Written task: Give every line from the entries that contains "document".

begin

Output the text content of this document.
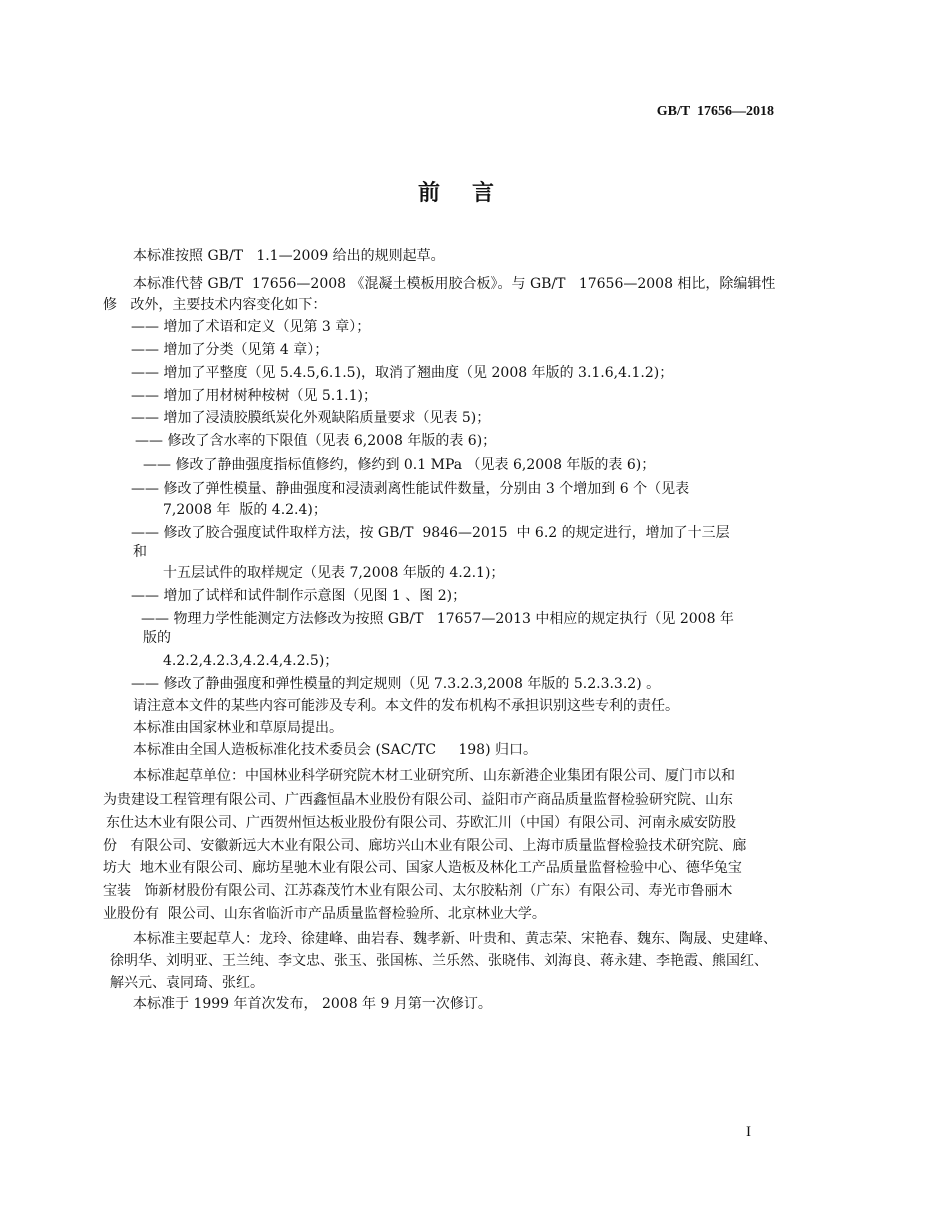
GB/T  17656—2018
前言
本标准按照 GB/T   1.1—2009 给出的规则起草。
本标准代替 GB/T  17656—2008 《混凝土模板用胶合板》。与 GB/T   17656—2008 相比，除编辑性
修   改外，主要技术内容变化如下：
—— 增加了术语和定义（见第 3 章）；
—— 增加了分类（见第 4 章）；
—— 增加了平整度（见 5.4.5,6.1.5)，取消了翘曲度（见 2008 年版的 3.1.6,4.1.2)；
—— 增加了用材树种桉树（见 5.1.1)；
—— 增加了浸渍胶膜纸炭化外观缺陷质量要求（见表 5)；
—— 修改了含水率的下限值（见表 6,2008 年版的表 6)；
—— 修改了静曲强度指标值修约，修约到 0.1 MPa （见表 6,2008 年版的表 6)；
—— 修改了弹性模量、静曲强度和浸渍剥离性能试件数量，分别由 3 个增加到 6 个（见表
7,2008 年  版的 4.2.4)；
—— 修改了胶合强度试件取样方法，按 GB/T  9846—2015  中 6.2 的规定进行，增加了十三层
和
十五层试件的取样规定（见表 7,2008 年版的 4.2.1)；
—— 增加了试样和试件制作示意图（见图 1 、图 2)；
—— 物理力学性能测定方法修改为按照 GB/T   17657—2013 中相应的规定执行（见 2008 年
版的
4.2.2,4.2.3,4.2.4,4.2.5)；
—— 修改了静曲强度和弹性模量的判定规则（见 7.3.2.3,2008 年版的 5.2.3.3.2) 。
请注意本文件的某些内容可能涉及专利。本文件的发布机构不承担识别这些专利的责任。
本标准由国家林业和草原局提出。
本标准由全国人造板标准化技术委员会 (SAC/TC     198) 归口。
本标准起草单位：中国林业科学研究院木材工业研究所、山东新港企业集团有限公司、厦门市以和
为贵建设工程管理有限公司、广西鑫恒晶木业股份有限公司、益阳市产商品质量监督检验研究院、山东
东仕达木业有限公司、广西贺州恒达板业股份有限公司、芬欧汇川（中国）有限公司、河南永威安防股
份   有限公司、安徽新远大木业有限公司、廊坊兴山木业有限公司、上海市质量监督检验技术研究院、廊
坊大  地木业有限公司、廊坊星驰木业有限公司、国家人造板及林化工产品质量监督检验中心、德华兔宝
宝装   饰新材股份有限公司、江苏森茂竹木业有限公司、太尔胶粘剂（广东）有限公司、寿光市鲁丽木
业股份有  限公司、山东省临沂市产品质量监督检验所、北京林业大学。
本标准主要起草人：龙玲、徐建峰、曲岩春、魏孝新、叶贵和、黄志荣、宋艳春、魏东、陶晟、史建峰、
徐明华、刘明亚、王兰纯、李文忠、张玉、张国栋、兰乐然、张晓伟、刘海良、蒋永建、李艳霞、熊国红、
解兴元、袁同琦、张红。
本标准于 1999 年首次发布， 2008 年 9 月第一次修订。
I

end
begin

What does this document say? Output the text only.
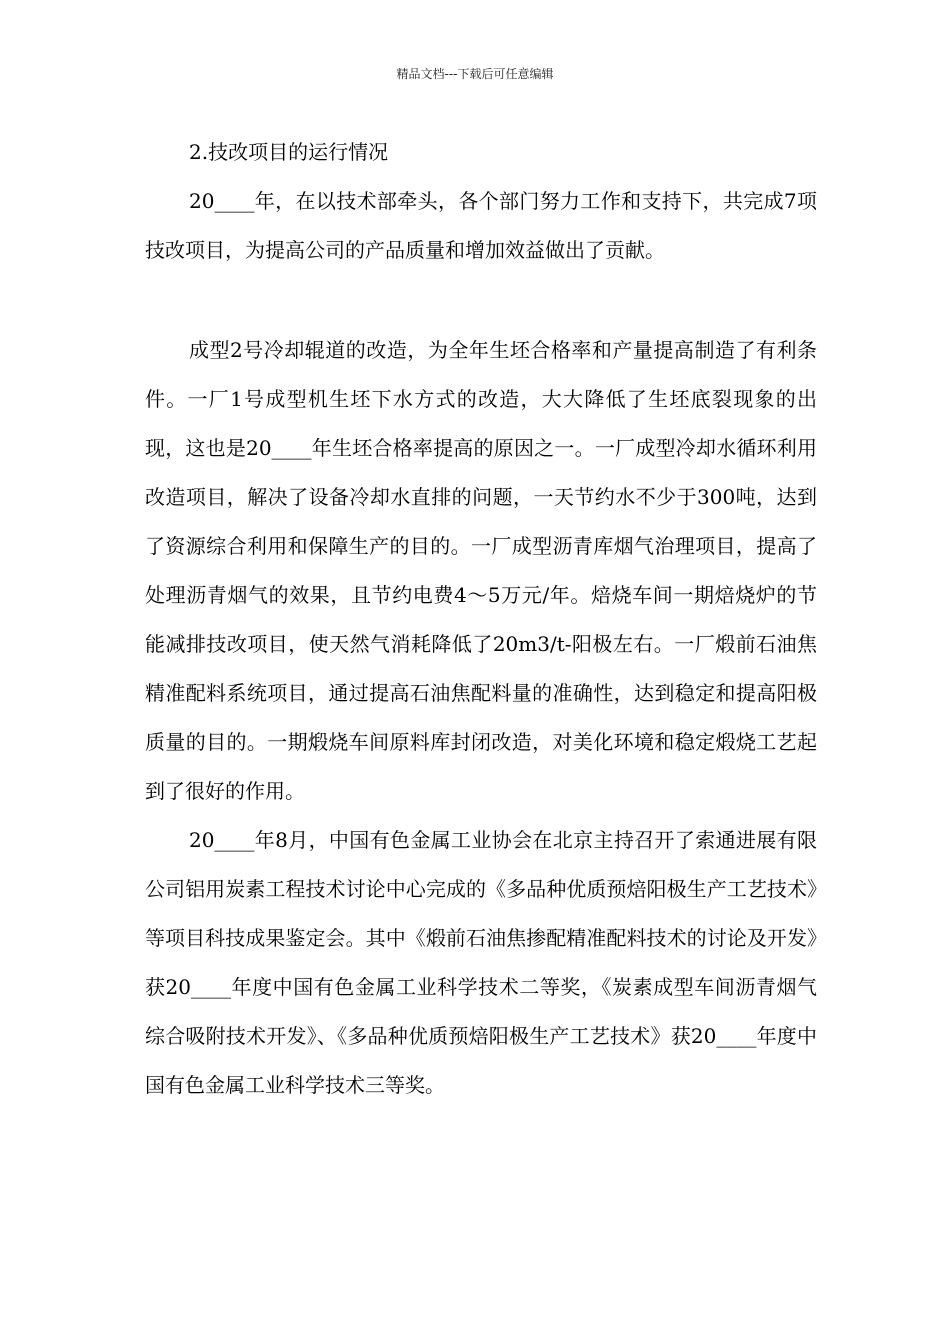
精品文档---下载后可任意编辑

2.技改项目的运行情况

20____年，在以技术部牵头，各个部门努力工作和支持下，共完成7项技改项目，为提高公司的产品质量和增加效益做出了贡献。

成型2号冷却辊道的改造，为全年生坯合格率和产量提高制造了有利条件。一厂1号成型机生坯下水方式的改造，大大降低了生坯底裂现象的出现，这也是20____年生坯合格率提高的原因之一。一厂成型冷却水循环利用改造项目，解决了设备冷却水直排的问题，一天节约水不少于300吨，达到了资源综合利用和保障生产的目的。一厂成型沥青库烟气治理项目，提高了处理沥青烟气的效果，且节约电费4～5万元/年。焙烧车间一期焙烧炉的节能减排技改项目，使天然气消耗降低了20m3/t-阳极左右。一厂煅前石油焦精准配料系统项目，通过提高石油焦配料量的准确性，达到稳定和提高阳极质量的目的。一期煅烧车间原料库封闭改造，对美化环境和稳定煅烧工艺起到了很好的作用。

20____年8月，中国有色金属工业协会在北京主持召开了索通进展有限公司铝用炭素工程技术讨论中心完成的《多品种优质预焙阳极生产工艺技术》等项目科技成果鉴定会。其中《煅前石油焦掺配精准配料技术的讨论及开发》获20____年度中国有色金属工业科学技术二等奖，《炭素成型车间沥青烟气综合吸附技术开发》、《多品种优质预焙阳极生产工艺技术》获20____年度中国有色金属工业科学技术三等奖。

end
begin

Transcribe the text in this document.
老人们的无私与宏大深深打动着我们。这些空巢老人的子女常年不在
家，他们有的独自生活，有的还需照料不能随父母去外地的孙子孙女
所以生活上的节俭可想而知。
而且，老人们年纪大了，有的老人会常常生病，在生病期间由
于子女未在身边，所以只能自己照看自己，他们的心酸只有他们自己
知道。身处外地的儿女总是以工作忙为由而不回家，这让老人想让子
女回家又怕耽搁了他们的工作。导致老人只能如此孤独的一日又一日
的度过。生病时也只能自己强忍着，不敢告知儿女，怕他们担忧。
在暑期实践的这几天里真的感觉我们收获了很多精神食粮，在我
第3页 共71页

end

Result of this task:
Output the text content of this document.
What does this document say? Output the text only.
Transcribe the text in this document.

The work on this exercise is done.